■ SHORT TASK ■
Gather every line of the data below that contains the word "elements", and copy each of those lines in full.

# # # # #

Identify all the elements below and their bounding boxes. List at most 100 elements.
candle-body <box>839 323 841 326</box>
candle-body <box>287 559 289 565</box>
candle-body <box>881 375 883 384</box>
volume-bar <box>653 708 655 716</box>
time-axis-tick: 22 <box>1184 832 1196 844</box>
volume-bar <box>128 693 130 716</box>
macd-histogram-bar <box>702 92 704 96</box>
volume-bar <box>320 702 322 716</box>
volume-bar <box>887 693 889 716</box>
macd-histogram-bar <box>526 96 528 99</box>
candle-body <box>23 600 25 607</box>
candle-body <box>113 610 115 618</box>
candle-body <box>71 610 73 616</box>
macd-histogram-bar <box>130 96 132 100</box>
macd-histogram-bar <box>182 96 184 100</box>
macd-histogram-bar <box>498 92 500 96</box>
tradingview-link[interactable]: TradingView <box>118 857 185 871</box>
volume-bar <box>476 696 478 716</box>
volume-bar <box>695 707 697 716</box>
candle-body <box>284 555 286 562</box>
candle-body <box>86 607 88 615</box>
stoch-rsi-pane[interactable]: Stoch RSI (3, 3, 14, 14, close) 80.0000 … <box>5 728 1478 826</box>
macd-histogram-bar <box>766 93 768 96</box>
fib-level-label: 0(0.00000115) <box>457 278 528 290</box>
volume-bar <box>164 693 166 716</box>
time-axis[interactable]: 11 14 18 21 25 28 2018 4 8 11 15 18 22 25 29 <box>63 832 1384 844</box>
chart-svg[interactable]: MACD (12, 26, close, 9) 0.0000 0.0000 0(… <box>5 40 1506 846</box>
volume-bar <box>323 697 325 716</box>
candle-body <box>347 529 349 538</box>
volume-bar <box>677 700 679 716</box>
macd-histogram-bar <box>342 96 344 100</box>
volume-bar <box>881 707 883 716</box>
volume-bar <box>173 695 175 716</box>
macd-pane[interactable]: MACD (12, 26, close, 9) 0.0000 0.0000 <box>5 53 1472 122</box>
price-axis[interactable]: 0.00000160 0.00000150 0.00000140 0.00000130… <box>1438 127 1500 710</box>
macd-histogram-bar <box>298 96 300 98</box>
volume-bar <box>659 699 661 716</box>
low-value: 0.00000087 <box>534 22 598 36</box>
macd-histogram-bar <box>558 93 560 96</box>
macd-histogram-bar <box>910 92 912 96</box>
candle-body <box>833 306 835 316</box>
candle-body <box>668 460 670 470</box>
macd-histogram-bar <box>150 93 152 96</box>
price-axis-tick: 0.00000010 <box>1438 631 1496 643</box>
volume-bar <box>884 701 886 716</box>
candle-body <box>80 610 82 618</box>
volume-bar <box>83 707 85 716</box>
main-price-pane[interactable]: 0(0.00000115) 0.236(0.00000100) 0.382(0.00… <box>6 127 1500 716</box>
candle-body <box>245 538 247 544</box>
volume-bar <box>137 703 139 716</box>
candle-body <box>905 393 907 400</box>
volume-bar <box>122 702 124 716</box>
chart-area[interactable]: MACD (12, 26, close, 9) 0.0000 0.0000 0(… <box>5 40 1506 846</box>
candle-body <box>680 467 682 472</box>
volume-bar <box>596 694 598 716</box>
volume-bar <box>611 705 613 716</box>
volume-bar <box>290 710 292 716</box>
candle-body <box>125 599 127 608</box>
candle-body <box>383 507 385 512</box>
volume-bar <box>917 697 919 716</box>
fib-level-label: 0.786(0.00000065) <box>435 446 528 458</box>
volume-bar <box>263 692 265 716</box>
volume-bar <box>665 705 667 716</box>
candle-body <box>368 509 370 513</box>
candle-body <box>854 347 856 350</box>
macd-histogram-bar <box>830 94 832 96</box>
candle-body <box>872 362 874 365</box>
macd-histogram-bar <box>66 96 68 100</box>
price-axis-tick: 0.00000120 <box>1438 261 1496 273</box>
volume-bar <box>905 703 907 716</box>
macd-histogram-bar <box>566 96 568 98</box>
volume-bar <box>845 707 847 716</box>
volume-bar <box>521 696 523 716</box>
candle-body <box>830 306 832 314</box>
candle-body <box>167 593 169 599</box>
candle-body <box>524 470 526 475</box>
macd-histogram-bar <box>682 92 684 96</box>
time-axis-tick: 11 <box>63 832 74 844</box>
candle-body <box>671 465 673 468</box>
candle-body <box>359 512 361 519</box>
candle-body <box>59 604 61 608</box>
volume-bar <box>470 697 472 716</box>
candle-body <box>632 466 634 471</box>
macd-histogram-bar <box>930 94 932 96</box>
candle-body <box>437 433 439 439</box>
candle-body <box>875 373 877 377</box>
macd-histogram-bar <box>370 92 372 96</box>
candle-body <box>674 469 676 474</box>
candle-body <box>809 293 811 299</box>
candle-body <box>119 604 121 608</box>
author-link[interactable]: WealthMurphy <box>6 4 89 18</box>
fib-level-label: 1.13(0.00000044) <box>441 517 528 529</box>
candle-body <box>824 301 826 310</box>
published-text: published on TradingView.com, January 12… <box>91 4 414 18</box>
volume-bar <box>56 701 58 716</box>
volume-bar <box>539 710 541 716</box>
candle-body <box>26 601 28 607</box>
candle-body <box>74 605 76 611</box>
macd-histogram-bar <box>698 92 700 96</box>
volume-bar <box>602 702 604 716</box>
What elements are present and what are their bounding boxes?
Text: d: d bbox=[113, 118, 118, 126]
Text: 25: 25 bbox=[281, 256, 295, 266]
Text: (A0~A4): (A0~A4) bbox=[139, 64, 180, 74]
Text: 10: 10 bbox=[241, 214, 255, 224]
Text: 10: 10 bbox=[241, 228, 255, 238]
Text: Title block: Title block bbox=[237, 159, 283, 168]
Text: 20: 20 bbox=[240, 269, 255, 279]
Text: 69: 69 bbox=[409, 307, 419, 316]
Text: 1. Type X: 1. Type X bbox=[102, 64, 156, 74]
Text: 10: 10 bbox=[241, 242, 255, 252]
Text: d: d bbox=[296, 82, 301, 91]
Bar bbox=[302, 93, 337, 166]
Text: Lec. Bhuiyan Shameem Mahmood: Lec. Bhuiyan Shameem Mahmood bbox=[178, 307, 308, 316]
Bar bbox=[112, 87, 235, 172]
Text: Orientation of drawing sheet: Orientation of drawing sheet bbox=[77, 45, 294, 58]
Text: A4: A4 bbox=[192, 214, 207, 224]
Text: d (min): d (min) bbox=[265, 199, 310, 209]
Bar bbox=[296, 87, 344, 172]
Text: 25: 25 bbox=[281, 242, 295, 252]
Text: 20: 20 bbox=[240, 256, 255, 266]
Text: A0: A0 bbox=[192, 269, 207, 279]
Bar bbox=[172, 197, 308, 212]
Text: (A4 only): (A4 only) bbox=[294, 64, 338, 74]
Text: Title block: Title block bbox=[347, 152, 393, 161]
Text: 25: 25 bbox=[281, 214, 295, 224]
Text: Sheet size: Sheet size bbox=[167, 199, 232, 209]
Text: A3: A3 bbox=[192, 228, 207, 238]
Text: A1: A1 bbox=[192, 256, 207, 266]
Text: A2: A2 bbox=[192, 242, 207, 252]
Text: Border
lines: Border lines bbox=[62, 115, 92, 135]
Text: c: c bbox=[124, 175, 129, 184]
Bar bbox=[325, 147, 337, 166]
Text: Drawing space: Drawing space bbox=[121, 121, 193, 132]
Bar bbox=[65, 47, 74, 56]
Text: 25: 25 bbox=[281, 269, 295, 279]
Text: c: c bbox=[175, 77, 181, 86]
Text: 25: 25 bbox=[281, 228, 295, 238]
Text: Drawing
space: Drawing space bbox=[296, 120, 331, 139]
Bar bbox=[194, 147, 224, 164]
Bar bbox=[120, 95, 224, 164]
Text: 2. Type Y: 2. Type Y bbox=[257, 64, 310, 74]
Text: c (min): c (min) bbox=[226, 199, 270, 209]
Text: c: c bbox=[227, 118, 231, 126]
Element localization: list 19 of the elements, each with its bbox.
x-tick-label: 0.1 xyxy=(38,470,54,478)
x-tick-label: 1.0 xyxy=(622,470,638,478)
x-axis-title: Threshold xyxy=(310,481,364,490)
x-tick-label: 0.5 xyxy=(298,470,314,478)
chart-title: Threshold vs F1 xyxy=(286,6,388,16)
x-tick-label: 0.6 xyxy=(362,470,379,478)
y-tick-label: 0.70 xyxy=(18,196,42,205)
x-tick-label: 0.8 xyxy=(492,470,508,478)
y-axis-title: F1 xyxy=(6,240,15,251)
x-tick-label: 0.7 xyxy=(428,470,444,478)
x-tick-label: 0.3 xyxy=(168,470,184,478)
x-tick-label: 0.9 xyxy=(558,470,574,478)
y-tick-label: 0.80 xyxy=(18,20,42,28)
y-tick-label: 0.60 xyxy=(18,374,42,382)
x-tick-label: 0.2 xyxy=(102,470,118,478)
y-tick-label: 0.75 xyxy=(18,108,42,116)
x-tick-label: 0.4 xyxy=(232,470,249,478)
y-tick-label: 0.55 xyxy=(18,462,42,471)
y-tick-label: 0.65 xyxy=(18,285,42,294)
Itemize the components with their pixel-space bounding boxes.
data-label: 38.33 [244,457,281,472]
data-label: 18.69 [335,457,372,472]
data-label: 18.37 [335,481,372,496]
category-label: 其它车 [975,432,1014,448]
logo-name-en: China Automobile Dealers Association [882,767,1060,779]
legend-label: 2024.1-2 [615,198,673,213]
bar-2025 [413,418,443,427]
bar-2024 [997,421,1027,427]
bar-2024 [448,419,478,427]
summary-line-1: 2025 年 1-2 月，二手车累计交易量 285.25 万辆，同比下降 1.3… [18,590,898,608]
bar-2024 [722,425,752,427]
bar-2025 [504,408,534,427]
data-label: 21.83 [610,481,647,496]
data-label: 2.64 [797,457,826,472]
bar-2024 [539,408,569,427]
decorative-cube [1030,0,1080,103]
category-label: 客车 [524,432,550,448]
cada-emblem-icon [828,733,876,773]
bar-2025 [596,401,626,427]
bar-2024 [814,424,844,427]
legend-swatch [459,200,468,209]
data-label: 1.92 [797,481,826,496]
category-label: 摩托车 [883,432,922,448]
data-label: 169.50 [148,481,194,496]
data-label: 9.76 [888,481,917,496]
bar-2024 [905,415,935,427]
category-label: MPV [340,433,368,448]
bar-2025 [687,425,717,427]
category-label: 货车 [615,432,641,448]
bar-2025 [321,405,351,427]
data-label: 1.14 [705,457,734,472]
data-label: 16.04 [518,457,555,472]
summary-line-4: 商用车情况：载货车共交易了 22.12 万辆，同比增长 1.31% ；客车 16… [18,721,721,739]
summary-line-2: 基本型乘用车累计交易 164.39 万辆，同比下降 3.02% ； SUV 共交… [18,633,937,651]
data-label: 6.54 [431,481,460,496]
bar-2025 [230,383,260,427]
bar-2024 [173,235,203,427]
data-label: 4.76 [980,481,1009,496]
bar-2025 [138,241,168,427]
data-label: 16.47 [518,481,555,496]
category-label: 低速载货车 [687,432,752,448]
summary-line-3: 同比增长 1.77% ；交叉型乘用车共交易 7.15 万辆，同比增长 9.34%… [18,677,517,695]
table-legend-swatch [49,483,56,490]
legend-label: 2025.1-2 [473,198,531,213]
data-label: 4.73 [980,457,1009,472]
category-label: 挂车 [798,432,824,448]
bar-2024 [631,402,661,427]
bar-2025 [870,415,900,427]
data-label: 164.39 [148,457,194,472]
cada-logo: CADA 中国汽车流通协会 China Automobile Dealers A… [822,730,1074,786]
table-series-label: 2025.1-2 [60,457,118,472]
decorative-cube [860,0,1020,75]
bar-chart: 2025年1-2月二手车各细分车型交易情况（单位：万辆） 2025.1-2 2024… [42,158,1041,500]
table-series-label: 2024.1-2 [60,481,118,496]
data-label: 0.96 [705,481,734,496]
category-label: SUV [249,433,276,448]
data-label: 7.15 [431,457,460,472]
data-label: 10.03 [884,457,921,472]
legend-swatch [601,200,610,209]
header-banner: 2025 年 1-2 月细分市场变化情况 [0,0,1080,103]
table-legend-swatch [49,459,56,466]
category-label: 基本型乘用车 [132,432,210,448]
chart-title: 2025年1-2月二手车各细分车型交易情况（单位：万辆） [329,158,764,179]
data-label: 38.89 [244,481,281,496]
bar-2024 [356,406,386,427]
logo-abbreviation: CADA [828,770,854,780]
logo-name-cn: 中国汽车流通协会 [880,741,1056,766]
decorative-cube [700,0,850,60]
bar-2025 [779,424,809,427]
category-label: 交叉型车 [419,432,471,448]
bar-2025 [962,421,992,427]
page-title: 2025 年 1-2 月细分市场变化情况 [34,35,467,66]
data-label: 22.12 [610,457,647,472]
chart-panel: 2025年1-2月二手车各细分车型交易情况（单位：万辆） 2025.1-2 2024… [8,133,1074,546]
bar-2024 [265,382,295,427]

# # # # #

■ EXPECTED ANSWER ■
Identify all the elements below and their bounding boxes. List at most 100 elements.
What elements are present and what are their bounding boxes?
Element localization: list 19 of the elements, each with its bbox.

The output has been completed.